SOURCE DOCUMENT:
** start **
The Indian FTR1200 is now just the FTR and the new bike represents more than just a name change.
Photography by Jordan Pay
We’ve all had that moment. That moment when you shed the recklessness of youth and transition into adulthood, some more successfully than others.
It’s the same for motorcycles. Some are born mature; others need to go through a stage of rebellious adolescence before becoming fully fledged members of society. A bit like the Indian FTR.
Released as the Indian FTR1200 back in 2019, this was Indian Motorcycle’s first crack at the sporting naked-bike segment, but they did it differently. Laced up with 19-inch front and 18-inch rear wheels wrapped in dirt-track-inspired Dunlop DT-3 rubber, the FTR1200 stood out from the crowd in the same way Sid Vicious would flip the bird to anyone he thought deserving, especially figures of authority.
Now it seems the FTR (with the 1200 moniker dropped) has decided to grow up and is getting rid of the Dunlop DT-3 Doc Martens for more sensible footwear, like 17-inch wheels wrapped in Metzeler Sportec M9 RR rubber.
It’s easy to lament the death of youth abandon. We all want that hedonistic fuel to stay burning forever, but usually, growing up is a good thing. After all, no one was really taking an FTR1200 and going dirt-track racing with it. Isn’t that right, Roland Sands?
With its smaller wheels and shiny new German booties, the FTR now falls in line with every other naked bike in its class, but there’s still a hint of good ol’ rock ’n’ roll in its ethos.
For 2021, you can get your hands on three versions of the FTR—the $12,999 base model that comes with fully adjustable Sachs suspension, an analog dash and a matte black (called Black Smoke) colorway.
Throw an extra $2000 at Polaris and you can bank an FTR S that’ll give you an Akrapovic exhaust, adjustable ride modes, lean-angle-sensitive traction, wheelie and stability control via the new IMU, a 4.3-inch TFT dash you can pair to your phone and USB charging port, available in a Maroon Metallic or White Smoke (read: matte white) color.
** end **
DIRECTIVE 1:
According to the FTR article, what tires replaced the Dunlop DT-3 rubber on the new FTR?
DIRECTIVE 2:
Copy the entries from the first line through the line containing "heatmap-cell-FGF4-OB-2 (188, 114, 268, 143)", inclusive, without changing any of them.

DATA EXCERPTS:
** start **
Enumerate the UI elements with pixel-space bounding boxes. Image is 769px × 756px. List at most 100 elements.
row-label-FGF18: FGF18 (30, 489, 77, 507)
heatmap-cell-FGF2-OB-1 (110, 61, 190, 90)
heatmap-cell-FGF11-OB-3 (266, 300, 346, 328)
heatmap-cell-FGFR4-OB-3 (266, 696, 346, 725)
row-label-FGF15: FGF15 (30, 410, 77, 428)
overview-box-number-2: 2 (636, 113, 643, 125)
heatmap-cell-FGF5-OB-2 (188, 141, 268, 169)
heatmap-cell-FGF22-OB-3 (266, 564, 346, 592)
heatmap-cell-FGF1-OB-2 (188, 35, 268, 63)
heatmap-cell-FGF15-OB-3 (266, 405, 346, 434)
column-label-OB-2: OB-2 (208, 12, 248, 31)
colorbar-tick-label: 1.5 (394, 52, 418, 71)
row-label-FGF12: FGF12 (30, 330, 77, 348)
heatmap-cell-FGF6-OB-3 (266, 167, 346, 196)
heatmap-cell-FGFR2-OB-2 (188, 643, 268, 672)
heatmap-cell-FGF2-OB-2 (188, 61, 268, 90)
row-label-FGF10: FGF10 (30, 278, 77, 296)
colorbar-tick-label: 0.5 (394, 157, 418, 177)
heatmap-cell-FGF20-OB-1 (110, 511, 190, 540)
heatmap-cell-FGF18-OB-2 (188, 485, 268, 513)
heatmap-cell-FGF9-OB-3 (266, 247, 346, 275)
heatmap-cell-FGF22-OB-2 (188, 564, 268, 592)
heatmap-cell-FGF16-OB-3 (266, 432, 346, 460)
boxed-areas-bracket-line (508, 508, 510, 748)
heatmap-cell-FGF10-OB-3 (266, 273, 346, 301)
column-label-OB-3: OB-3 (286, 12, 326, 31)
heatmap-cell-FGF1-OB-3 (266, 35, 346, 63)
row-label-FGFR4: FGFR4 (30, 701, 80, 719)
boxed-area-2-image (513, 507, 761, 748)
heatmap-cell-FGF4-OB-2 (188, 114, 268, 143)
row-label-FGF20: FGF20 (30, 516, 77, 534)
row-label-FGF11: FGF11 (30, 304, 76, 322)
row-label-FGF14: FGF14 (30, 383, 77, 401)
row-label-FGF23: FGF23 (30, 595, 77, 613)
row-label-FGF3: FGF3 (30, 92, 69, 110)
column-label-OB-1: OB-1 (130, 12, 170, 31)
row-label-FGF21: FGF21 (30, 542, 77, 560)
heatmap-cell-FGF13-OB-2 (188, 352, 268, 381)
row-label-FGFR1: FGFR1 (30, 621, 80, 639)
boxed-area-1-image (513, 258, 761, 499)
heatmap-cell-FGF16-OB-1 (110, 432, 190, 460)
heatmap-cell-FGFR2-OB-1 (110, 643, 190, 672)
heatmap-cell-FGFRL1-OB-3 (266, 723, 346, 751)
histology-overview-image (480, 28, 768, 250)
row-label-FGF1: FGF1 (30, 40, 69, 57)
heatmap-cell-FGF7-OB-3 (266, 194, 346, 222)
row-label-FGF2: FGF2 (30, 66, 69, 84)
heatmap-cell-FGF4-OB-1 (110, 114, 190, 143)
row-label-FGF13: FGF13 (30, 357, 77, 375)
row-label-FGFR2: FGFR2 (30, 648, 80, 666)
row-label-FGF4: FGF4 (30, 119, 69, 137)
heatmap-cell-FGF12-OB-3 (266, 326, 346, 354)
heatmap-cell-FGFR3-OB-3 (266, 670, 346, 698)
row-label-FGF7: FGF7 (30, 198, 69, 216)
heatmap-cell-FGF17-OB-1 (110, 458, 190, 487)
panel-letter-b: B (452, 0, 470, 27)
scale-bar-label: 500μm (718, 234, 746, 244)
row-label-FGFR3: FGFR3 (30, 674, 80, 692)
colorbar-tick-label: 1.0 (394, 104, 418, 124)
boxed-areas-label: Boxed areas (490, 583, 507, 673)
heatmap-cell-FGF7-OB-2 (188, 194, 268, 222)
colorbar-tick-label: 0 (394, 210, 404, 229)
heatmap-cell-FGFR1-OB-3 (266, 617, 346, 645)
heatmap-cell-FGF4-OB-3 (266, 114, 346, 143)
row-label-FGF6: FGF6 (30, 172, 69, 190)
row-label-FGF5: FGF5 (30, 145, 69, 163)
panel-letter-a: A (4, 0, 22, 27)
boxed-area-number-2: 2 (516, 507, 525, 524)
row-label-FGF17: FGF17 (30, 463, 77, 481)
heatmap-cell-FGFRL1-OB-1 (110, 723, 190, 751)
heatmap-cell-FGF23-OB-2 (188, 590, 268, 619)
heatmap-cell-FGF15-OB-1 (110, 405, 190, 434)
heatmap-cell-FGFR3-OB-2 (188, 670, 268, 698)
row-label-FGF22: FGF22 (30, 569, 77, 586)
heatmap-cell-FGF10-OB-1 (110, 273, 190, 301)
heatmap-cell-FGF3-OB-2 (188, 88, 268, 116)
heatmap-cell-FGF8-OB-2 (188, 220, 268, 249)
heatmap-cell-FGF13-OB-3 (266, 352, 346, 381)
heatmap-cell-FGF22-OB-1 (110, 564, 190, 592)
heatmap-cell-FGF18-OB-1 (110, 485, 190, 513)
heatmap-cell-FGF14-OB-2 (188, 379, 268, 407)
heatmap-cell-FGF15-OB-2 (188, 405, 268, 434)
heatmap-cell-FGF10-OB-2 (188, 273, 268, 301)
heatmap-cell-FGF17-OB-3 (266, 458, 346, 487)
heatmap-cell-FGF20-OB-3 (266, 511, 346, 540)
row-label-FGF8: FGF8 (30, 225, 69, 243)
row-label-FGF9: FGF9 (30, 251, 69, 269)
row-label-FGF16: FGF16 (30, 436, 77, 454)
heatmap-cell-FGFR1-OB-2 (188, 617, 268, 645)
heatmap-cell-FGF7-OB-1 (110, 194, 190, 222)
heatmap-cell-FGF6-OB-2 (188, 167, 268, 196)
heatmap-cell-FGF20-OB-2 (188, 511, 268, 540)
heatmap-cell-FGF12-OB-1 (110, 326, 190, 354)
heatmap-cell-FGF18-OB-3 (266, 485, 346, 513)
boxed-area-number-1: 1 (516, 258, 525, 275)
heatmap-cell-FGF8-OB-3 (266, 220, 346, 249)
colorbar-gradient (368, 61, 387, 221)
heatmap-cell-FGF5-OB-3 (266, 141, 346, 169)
** end **
EXPECTED ANSWER 1:
Metzeler Sportec M9 RR tires on 17-inch wheels.

EXPECTED ANSWER 2:
Enumerate the UI elements with pixel-space bounding boxes. Image is 769px × 756px. List at most 100 elements.
row-label-FGF18: FGF18 (30, 489, 77, 507)
heatmap-cell-FGF2-OB-1 (110, 61, 190, 90)
heatmap-cell-FGF11-OB-3 (266, 300, 346, 328)
heatmap-cell-FGFR4-OB-3 (266, 696, 346, 725)
row-label-FGF15: FGF15 (30, 410, 77, 428)
overview-box-number-2: 2 (636, 113, 643, 125)
heatmap-cell-FGF5-OB-2 (188, 141, 268, 169)
heatmap-cell-FGF22-OB-3 (266, 564, 346, 592)
heatmap-cell-FGF1-OB-2 (188, 35, 268, 63)
heatmap-cell-FGF15-OB-3 (266, 405, 346, 434)
column-label-OB-2: OB-2 (208, 12, 248, 31)
colorbar-tick-label: 1.5 (394, 52, 418, 71)
row-label-FGF12: FGF12 (30, 330, 77, 348)
heatmap-cell-FGF6-OB-3 (266, 167, 346, 196)
heatmap-cell-FGFR2-OB-2 (188, 643, 268, 672)
heatmap-cell-FGF2-OB-2 (188, 61, 268, 90)
row-label-FGF10: FGF10 (30, 278, 77, 296)
colorbar-tick-label: 0.5 (394, 157, 418, 177)
heatmap-cell-FGF20-OB-1 (110, 511, 190, 540)
heatmap-cell-FGF18-OB-2 (188, 485, 268, 513)
heatmap-cell-FGF9-OB-3 (266, 247, 346, 275)
heatmap-cell-FGF22-OB-2 (188, 564, 268, 592)
heatmap-cell-FGF16-OB-3 (266, 432, 346, 460)
boxed-areas-bracket-line (508, 508, 510, 748)
heatmap-cell-FGF10-OB-3 (266, 273, 346, 301)
column-label-OB-3: OB-3 (286, 12, 326, 31)
heatmap-cell-FGF1-OB-3 (266, 35, 346, 63)
row-label-FGFR4: FGFR4 (30, 701, 80, 719)
boxed-area-2-image (513, 507, 761, 748)
heatmap-cell-FGF4-OB-2 (188, 114, 268, 143)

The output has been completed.